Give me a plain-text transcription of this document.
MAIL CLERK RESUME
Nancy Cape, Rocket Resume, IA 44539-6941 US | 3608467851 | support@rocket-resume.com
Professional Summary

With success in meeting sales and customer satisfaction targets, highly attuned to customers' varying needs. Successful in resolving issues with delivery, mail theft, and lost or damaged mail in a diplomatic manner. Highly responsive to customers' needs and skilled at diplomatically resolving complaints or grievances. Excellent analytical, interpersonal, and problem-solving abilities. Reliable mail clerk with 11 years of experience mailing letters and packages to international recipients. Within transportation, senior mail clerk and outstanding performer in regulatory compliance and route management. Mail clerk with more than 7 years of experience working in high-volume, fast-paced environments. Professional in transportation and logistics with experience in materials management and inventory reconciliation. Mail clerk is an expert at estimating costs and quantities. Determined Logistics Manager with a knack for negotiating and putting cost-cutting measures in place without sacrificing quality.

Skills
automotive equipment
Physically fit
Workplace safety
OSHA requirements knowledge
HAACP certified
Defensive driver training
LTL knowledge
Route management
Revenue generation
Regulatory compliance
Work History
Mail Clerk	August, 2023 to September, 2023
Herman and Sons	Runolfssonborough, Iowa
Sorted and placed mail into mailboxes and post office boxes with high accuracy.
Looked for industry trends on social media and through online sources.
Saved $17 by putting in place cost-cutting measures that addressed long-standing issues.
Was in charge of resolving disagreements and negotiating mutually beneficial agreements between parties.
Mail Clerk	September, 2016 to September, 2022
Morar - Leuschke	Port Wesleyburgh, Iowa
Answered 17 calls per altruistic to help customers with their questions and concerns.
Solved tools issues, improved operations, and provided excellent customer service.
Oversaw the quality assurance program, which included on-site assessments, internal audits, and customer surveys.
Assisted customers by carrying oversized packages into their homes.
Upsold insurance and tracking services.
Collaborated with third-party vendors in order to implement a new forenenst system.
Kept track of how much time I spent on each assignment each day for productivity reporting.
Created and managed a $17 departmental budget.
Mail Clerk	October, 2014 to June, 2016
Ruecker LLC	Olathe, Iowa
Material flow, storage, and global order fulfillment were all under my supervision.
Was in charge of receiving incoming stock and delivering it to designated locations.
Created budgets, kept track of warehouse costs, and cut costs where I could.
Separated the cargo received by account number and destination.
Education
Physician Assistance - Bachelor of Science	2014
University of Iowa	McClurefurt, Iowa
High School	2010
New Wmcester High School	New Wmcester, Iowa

→ Task description
Using the listing above, show every line that includes the string "Iowa".

→ Answer to this problem
Herman and Sons	Runolfssonborough, Iowa
Morar - Leuschke	Port Wesleyburgh, Iowa
Ruecker LLC	Olathe, Iowa
University of Iowa	McClurefurt, Iowa
New Wmcester High School	New Wmcester, Iowa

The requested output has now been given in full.